What is needed ▸
Rewrite the rows from the line with "Where is each" to the line with "x-tick-label: 2 [547, 2235, 580, 2263]", replacing "panel-title" with "subplot-title" and leaving everything else unchanged.

Data provided ▸

— Start —

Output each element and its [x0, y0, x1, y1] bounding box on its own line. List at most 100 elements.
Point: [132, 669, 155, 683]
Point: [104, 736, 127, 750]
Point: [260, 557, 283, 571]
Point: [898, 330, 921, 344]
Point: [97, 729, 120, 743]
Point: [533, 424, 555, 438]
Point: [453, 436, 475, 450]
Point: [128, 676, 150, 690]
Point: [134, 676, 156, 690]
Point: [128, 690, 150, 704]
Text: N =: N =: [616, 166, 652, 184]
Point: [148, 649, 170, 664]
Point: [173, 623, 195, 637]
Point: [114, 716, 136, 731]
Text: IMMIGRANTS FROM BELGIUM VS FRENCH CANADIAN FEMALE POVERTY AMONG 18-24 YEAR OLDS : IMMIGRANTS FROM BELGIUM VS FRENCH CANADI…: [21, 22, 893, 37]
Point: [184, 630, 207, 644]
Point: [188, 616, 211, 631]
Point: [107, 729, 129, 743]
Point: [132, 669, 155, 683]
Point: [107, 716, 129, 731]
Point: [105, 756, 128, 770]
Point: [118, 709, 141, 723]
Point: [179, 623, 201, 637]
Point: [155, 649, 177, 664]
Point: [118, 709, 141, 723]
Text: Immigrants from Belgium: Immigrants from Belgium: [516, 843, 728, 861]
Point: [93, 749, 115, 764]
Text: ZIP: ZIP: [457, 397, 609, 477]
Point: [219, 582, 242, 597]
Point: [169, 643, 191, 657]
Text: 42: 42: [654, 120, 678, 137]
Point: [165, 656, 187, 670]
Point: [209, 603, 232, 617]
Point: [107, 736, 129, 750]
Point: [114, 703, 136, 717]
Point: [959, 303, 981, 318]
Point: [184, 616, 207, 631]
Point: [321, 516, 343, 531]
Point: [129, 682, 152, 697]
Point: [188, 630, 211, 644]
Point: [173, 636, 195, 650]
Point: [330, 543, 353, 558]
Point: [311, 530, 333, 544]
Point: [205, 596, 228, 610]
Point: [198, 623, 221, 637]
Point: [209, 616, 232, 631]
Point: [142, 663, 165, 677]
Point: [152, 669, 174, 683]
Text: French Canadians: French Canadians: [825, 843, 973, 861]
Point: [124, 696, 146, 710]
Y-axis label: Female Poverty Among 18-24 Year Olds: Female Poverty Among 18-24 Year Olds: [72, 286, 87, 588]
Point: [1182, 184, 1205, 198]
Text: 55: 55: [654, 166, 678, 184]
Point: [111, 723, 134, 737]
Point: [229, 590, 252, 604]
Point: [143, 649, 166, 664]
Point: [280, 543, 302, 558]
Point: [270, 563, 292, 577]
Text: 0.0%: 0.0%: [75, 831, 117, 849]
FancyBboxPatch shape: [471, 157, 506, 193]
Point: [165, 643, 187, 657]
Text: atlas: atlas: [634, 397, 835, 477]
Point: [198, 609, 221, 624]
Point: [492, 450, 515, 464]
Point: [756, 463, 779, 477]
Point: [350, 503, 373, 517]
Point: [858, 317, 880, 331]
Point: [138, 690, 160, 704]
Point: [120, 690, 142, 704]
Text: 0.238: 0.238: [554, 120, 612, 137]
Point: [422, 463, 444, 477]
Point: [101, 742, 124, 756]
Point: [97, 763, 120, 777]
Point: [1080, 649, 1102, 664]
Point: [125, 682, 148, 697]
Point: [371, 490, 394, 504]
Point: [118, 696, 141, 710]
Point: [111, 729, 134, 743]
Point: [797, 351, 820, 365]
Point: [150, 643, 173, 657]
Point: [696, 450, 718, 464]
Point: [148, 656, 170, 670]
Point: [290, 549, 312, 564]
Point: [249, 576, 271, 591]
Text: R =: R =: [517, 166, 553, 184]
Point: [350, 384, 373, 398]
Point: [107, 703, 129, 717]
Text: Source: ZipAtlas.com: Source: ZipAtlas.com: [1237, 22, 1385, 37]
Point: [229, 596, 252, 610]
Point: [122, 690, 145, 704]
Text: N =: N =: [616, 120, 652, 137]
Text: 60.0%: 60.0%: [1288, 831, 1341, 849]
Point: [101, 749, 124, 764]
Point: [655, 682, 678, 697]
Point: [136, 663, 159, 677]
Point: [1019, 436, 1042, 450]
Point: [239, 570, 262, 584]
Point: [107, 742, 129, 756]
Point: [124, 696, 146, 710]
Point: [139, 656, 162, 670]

— End —
— Start —

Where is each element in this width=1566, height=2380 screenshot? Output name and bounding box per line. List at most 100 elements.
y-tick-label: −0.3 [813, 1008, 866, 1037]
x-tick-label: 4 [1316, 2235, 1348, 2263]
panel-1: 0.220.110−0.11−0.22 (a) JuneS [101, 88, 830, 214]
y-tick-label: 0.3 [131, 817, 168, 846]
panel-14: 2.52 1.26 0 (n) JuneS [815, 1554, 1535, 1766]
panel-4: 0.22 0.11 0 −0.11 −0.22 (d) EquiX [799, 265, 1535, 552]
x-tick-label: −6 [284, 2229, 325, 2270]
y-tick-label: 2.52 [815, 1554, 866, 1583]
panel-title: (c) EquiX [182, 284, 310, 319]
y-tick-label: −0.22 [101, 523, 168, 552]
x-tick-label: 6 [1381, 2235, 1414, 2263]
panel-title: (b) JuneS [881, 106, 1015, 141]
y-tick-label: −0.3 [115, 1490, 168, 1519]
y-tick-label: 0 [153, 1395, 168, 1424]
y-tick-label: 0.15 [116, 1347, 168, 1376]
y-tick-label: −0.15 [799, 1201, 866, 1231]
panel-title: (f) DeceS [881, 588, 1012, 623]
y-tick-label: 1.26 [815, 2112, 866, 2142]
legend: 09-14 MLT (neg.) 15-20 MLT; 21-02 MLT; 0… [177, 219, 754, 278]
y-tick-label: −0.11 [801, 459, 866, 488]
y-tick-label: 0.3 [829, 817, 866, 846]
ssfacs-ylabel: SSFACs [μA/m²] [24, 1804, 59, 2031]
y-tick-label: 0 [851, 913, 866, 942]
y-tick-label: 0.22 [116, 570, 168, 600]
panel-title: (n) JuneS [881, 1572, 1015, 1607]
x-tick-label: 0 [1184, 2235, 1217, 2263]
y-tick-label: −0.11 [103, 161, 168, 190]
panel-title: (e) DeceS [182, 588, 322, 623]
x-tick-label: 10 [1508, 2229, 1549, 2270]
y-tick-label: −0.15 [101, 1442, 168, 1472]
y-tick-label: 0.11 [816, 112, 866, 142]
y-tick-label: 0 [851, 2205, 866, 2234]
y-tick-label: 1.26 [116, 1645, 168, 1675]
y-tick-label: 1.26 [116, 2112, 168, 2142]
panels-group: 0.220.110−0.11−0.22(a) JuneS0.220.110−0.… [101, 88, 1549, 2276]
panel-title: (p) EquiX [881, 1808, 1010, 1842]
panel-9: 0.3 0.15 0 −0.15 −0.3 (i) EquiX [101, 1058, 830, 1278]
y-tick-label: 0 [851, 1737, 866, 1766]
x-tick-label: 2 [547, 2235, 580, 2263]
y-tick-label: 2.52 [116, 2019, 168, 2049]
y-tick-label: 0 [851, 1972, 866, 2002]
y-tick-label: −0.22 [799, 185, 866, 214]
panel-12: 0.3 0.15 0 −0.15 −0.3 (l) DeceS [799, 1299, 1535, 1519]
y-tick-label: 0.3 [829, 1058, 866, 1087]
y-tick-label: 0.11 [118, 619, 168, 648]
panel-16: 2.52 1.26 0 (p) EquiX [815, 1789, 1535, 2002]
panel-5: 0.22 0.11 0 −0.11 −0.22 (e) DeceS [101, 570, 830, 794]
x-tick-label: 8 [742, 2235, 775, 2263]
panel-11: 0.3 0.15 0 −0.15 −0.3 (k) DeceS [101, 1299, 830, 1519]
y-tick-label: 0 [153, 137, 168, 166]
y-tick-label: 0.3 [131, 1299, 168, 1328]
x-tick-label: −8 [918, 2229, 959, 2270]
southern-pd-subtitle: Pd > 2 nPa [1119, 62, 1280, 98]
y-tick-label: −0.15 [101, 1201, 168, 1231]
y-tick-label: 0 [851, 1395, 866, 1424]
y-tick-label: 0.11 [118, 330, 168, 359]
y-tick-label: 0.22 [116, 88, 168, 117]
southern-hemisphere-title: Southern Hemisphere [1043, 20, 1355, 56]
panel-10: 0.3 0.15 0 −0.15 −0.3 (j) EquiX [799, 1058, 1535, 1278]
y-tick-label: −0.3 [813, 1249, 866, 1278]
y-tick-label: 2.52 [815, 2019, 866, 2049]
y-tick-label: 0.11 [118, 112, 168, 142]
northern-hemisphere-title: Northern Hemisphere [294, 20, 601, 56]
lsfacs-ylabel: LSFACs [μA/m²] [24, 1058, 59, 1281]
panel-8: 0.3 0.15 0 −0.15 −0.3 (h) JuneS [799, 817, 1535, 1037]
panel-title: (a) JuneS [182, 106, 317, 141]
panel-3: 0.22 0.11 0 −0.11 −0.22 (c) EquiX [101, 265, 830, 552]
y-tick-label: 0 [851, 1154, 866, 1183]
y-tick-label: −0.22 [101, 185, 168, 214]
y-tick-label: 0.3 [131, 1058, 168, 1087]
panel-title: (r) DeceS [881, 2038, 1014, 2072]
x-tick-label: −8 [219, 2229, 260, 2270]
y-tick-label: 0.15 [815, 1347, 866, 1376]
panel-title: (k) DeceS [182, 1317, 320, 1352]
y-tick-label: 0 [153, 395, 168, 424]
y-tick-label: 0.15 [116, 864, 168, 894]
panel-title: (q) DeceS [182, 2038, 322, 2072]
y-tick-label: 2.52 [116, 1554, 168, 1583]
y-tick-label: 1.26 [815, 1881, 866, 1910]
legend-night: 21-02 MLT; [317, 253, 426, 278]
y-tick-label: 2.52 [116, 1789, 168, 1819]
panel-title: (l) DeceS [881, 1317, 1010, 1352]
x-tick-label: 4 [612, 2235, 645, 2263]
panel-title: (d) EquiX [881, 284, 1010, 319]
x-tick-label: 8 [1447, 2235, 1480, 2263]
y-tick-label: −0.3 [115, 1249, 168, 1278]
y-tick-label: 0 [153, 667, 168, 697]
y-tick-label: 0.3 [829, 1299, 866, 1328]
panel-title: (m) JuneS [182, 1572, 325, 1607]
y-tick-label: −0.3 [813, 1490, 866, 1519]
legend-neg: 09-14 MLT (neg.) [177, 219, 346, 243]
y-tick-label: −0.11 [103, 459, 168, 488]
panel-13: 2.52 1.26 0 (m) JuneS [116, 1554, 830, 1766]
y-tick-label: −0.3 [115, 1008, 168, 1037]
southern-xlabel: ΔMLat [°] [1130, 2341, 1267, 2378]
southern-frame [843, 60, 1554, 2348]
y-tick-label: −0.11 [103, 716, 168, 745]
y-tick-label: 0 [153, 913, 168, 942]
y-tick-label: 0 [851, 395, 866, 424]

— End —

Solution to the exercise ▸
Where is each element in this width=1566, height=2380 screenshot? Output name and bounding box per line. List at most 100 elements.
y-tick-label: −0.3 [813, 1008, 866, 1037]
x-tick-label: 4 [1316, 2235, 1348, 2263]
panel-1: 0.220.110−0.11−0.22 (a) JuneS [101, 88, 830, 214]
y-tick-label: 0.3 [131, 817, 168, 846]
panel-14: 2.52 1.26 0 (n) JuneS [815, 1554, 1535, 1766]
panel-4: 0.22 0.11 0 −0.11 −0.22 (d) EquiX [799, 265, 1535, 552]
x-tick-label: −6 [284, 2229, 325, 2270]
y-tick-label: 2.52 [815, 1554, 866, 1583]
subplot-title: (c) EquiX [182, 284, 310, 319]
y-tick-label: −0.22 [101, 523, 168, 552]
x-tick-label: 6 [1381, 2235, 1414, 2263]
subplot-title: (b) JuneS [881, 106, 1015, 141]
y-tick-label: −0.3 [115, 1490, 168, 1519]
y-tick-label: 0 [153, 1395, 168, 1424]
y-tick-label: 0.15 [116, 1347, 168, 1376]
y-tick-label: −0.15 [799, 1201, 866, 1231]
subplot-title: (f) DeceS [881, 588, 1012, 623]
y-tick-label: 1.26 [815, 2112, 866, 2142]
legend: 09-14 MLT (neg.) 15-20 MLT; 21-02 MLT; 0… [177, 219, 754, 278]
y-tick-label: −0.11 [801, 459, 866, 488]
y-tick-label: 0.3 [829, 817, 866, 846]
ssfacs-ylabel: SSFACs [μA/m²] [24, 1804, 59, 2031]
y-tick-label: 0 [851, 913, 866, 942]
y-tick-label: 0.22 [116, 570, 168, 600]
subplot-title: (n) JuneS [881, 1572, 1015, 1607]
x-tick-label: 0 [1184, 2235, 1217, 2263]
y-tick-label: −0.11 [103, 161, 168, 190]
subplot-title: (e) DeceS [182, 588, 322, 623]
x-tick-label: 10 [1508, 2229, 1549, 2270]
y-tick-label: −0.15 [101, 1442, 168, 1472]
y-tick-label: 0.11 [816, 112, 866, 142]
y-tick-label: 0 [851, 2205, 866, 2234]
y-tick-label: 1.26 [116, 1645, 168, 1675]
y-tick-label: 1.26 [116, 2112, 168, 2142]
panels-group: 0.220.110−0.11−0.22(a) JuneS0.220.110−0.… [101, 88, 1549, 2276]
subplot-title: (p) EquiX [881, 1808, 1010, 1842]
panel-9: 0.3 0.15 0 −0.15 −0.3 (i) EquiX [101, 1058, 830, 1278]
y-tick-label: 0 [851, 1737, 866, 1766]
x-tick-label: 2 [547, 2235, 580, 2263]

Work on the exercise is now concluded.